### Exercise directions
Render every line of the material below as a numbered list, skipping any blank lines and omitting the pictures.

### Box coordinate listings
+===+
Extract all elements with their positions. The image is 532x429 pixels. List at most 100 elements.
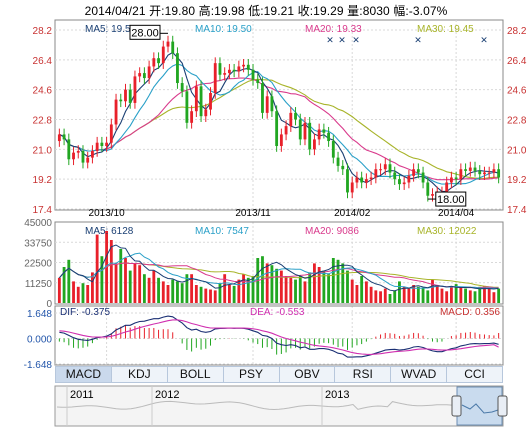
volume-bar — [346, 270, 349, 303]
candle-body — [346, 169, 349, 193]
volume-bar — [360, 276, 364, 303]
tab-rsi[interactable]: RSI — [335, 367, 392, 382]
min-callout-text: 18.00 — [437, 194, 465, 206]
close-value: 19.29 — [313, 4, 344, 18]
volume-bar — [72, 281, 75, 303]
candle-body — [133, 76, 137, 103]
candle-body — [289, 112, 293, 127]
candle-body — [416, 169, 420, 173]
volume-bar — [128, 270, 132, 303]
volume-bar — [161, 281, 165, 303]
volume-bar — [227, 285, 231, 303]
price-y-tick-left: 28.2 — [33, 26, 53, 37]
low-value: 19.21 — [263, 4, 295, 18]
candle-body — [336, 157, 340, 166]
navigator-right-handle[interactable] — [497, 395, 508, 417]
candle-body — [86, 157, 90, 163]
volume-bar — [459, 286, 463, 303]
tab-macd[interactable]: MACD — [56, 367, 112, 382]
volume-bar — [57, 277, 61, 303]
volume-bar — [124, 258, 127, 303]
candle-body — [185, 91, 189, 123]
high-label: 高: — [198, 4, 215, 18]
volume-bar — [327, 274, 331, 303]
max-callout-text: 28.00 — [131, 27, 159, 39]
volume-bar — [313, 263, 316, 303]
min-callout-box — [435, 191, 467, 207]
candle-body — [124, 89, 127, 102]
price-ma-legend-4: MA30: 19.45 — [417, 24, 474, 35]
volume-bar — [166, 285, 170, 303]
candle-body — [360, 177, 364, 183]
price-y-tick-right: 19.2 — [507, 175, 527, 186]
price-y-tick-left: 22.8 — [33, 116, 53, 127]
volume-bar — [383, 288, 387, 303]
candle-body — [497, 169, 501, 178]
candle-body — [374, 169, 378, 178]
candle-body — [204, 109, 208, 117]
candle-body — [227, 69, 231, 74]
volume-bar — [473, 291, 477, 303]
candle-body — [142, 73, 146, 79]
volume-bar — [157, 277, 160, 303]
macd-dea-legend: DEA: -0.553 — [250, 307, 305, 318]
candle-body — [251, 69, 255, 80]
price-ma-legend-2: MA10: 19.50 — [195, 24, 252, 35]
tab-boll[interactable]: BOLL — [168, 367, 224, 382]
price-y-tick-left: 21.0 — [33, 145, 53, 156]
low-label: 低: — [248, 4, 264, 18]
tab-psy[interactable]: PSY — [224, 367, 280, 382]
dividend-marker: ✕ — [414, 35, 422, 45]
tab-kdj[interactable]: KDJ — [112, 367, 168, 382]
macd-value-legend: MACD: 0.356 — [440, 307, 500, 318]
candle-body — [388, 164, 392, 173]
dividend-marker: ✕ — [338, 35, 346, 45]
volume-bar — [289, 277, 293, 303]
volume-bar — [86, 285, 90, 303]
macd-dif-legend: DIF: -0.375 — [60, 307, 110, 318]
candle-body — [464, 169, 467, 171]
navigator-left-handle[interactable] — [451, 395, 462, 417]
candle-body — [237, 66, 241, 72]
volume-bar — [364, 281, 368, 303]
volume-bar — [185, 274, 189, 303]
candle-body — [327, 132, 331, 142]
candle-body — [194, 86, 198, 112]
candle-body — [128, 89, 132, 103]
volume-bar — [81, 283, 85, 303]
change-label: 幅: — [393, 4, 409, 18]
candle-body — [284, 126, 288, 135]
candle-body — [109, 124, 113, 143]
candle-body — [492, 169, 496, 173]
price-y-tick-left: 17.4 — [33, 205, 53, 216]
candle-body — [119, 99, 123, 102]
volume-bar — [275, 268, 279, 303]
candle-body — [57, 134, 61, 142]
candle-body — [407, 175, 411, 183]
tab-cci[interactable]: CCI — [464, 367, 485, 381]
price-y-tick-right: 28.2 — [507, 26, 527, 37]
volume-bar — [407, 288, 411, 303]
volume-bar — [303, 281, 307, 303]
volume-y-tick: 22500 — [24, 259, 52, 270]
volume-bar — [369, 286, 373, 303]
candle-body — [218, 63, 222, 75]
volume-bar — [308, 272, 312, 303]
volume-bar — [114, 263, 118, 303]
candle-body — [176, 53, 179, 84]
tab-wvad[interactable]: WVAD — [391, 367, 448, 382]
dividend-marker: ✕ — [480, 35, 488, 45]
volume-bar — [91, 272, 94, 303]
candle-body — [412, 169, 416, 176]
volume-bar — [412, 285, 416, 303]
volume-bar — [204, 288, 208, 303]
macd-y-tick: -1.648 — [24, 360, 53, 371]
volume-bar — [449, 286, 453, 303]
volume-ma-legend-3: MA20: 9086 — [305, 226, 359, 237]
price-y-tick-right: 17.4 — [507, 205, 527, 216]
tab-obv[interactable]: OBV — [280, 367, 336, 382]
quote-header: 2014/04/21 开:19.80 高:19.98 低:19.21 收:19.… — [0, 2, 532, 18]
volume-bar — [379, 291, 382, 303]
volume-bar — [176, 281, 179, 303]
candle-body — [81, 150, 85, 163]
+===+
### Result of this task
1. Extract all elements with their positions. The image is 532x429 pixels. List at most 100 elements.
2. volume-bar — [346, 270, 349, 303]
3. candle-body — [346, 169, 349, 193]
4. volume-bar — [360, 276, 364, 303]
5. tab-rsi[interactable]: RSI — [335, 367, 392, 382]
6. min-callout-text: 18.00 — [437, 194, 465, 206]
7. close-value: 19.29 — [313, 4, 344, 18]
8. volume-bar — [72, 281, 75, 303]
9. candle-body — [133, 76, 137, 103]
10. candle-body — [289, 112, 293, 127]
11. candle-body — [416, 169, 420, 173]
12. volume-bar — [128, 270, 132, 303]
13. volume-bar — [161, 281, 165, 303]
14. volume-bar — [227, 285, 231, 303]
15. price-y-tick-left: 28.2 — [33, 26, 53, 37]
16. low-value: 19.21 — [263, 4, 295, 18]
17. candle-body — [336, 157, 340, 166]
18. navigator-right-handle[interactable] — [497, 395, 508, 417]
19. candle-body — [86, 157, 90, 163]
20. volume-bar — [459, 286, 463, 303]
21. tab-macd[interactable]: MACD — [56, 367, 112, 382]
22. volume-bar — [57, 277, 61, 303]
23. volume-bar — [124, 258, 127, 303]
24. candle-body — [185, 91, 189, 123]
25. high-label: 高: — [198, 4, 215, 18]
26. volume-bar — [327, 274, 331, 303]
27. max-callout-text: 28.00 — [131, 27, 159, 39]
28. volume-bar — [313, 263, 316, 303]
29. min-callout-box — [435, 191, 467, 207]
30. candle-body — [124, 89, 127, 102]
31. price-ma-legend-4: MA30: 19.45 — [417, 24, 474, 35]
32. volume-bar — [166, 285, 170, 303]
33. candle-body — [360, 177, 364, 183]
34. price-y-tick-right: 19.2 — [507, 175, 527, 186]
35. price-y-tick-left: 22.8 — [33, 116, 53, 127]
36. volume-bar — [383, 288, 387, 303]
37. candle-body — [497, 169, 501, 178]
38. candle-body — [374, 169, 378, 178]
39. candle-body — [204, 109, 208, 117]
40. candle-body — [227, 69, 231, 74]
41. volume-bar — [473, 291, 477, 303]
42. candle-body — [142, 73, 146, 79]
43. volume-bar — [157, 277, 160, 303]
44. macd-dea-legend: DEA: -0.553 — [250, 307, 305, 318]
45. candle-body — [251, 69, 255, 80]
46. price-ma-legend-2: MA10: 19.50 — [195, 24, 252, 35]
47. tab-boll[interactable]: BOLL — [168, 367, 224, 382]
48. price-y-tick-left: 21.0 — [33, 145, 53, 156]
49. low-label: 低: — [248, 4, 264, 18]
50. tab-psy[interactable]: PSY — [224, 367, 280, 382]
51. dividend-marker: ✕ — [414, 35, 422, 45]
52. tab-kdj[interactable]: KDJ — [112, 367, 168, 382]
53. macd-value-legend: MACD: 0.356 — [440, 307, 500, 318]
54. candle-body — [388, 164, 392, 173]
55. dividend-marker: ✕ — [338, 35, 346, 45]
56. volume-bar — [289, 277, 293, 303]
57. volume-bar — [86, 285, 90, 303]
58. macd-dif-legend: DIF: -0.375 — [60, 307, 110, 318]
59. candle-body — [464, 169, 467, 171]
60. navigator-left-handle[interactable] — [451, 395, 462, 417]
61. candle-body — [237, 66, 241, 72]
62. volume-bar — [364, 281, 368, 303]
63. volume-bar — [185, 274, 189, 303]
64. candle-body — [327, 132, 331, 142]
65. candle-body — [194, 86, 198, 112]
66. candle-body — [128, 89, 132, 103]
67. volume-bar — [81, 283, 85, 303]
68. change-label: 幅: — [393, 4, 409, 18]
69. candle-body — [284, 126, 288, 135]
70. candle-body — [109, 124, 113, 143]
71. candle-body — [492, 169, 496, 173]
72. price-y-tick-left: 17.4 — [33, 205, 53, 216]
73. candle-body — [119, 99, 123, 102]
74. volume-bar — [275, 268, 279, 303]
75. candle-body — [57, 134, 61, 142]
76. candle-body — [407, 175, 411, 183]
77. tab-cci[interactable]: CCI — [464, 367, 485, 381]
78. price-y-tick-right: 28.2 — [507, 26, 527, 37]
79. volume-bar — [407, 288, 411, 303]
80. volume-bar — [303, 281, 307, 303]
81. volume-y-tick: 22500 — [24, 259, 52, 270]
82. volume-bar — [369, 286, 373, 303]
83. candle-body — [218, 63, 222, 75]
84. volume-bar — [308, 272, 312, 303]
85. volume-bar — [114, 263, 118, 303]
86. candle-body — [176, 53, 179, 84]
87. tab-wvad[interactable]: WVAD — [391, 367, 448, 382]
88. dividend-marker: ✕ — [480, 35, 488, 45]
89. volume-bar — [91, 272, 94, 303]
90. candle-body — [412, 169, 416, 176]
91. volume-bar — [412, 285, 416, 303]
92. volume-bar — [204, 288, 208, 303]
93. macd-y-tick: -1.648 — [24, 360, 53, 371]
94. volume-bar — [449, 286, 453, 303]
95. volume-ma-legend-3: MA20: 9086 — [305, 226, 359, 237]
96. price-y-tick-right: 17.4 — [507, 205, 527, 216]
97. tab-obv[interactable]: OBV — [280, 367, 336, 382]
98. quote-header: 2014/04/21 开:19.80 高:19.98 低:19.21 收:19.… — [0, 2, 532, 18]
99. volume-bar — [379, 291, 382, 303]
100. volume-bar — [176, 281, 179, 303]
101. candle-body — [81, 150, 85, 163]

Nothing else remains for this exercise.